Problem details :: Copy every line of the material below word for word.

Data records
######

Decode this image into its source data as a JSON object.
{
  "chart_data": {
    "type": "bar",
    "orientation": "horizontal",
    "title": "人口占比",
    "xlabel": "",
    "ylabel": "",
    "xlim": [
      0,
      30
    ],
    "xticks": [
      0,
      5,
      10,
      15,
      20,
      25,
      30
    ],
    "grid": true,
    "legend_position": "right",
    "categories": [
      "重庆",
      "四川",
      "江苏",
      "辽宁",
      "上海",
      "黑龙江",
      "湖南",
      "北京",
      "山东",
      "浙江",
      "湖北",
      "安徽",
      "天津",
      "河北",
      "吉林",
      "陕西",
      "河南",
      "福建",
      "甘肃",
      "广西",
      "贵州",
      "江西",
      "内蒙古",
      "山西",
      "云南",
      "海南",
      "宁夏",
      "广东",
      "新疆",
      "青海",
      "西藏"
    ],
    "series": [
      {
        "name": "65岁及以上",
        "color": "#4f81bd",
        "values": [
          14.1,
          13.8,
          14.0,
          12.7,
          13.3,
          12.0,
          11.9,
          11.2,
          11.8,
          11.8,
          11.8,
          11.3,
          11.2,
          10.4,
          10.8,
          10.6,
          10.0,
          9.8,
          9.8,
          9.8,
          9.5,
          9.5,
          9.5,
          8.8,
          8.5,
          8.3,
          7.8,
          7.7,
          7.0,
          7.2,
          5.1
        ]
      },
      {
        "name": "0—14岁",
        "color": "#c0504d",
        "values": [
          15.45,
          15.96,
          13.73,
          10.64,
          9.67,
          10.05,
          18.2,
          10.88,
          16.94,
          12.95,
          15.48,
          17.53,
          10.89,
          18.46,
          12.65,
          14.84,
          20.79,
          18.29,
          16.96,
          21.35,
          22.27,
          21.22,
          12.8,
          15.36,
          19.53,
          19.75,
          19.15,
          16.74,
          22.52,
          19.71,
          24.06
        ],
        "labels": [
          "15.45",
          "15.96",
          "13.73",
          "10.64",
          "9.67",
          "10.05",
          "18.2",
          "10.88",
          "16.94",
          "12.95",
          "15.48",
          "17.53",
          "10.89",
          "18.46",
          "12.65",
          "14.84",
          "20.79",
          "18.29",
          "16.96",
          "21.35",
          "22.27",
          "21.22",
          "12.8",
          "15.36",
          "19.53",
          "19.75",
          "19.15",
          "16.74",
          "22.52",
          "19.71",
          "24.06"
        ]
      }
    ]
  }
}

######

Reply ::
Decode this image into its source data as a JSON object.
{
  "chart_data": {
    "type": "bar",
    "orientation": "horizontal",
    "title": "人口占比",
    "xlabel": "",
    "ylabel": "",
    "xlim": [
      0,
      30
    ],
    "xticks": [
      0,
      5,
      10,
      15,
      20,
      25,
      30
    ],
    "grid": true,
    "legend_position": "right",
    "categories": [
      "重庆",
      "四川",
      "江苏",
      "辽宁",
      "上海",
      "黑龙江",
      "湖南",
      "北京",
      "山东",
      "浙江",
      "湖北",
      "安徽",
      "天津",
      "河北",
      "吉林",
      "陕西",
      "河南",
      "福建",
      "甘肃",
      "广西",
      "贵州",
      "江西",
      "内蒙古",
      "山西",
      "云南",
      "海南",
      "宁夏",
      "广东",
      "新疆",
      "青海",
      "西藏"
    ],
    "series": [
      {
        "name": "65岁及以上",
        "color": "#4f81bd",
        "values": [
          14.1,
          13.8,
          14.0,
          12.7,
          13.3,
          12.0,
          11.9,
          11.2,
          11.8,
          11.8,
          11.8,
          11.3,
          11.2,
          10.4,
          10.8,
          10.6,
          10.0,
          9.8,
          9.8,
          9.8,
          9.5,
          9.5,
          9.5,
          8.8,
          8.5,
          8.3,
          7.8,
          7.7,
          7.0,
          7.2,
          5.1
        ]
      },
      {
        "name": "0—14岁",
        "color": "#c0504d",
        "values": [
          15.45,
          15.96,
          13.73,
          10.64,
          9.67,
          10.05,
          18.2,
          10.88,
          16.94,
          12.95,
          15.48,
          17.53,
          10.89,
          18.46,
          12.65,
          14.84,
          20.79,
          18.29,
          16.96,
          21.35,
          22.27,
          21.22,
          12.8,
          15.36,
          19.53,
          19.75,
          19.15,
          16.74,
          22.52,
          19.71,
          24.06
        ],
        "labels": [
          "15.45",
          "15.96",
          "13.73",
          "10.64",
          "9.67",
          "10.05",
          "18.2",
          "10.88",
          "16.94",
          "12.95",
          "15.48",
          "17.53",
          "10.89",
          "18.46",
          "12.65",
          "14.84",
          "20.79",
          "18.29",
          "16.96",
          "21.35",
          "22.27",
          "21.22",
          "12.8",
          "15.36",
          "19.53",
          "19.75",
          "19.15",
          "16.74",
          "22.52",
          "19.71",
          "24.06"
        ]
      }
    ]
  }
}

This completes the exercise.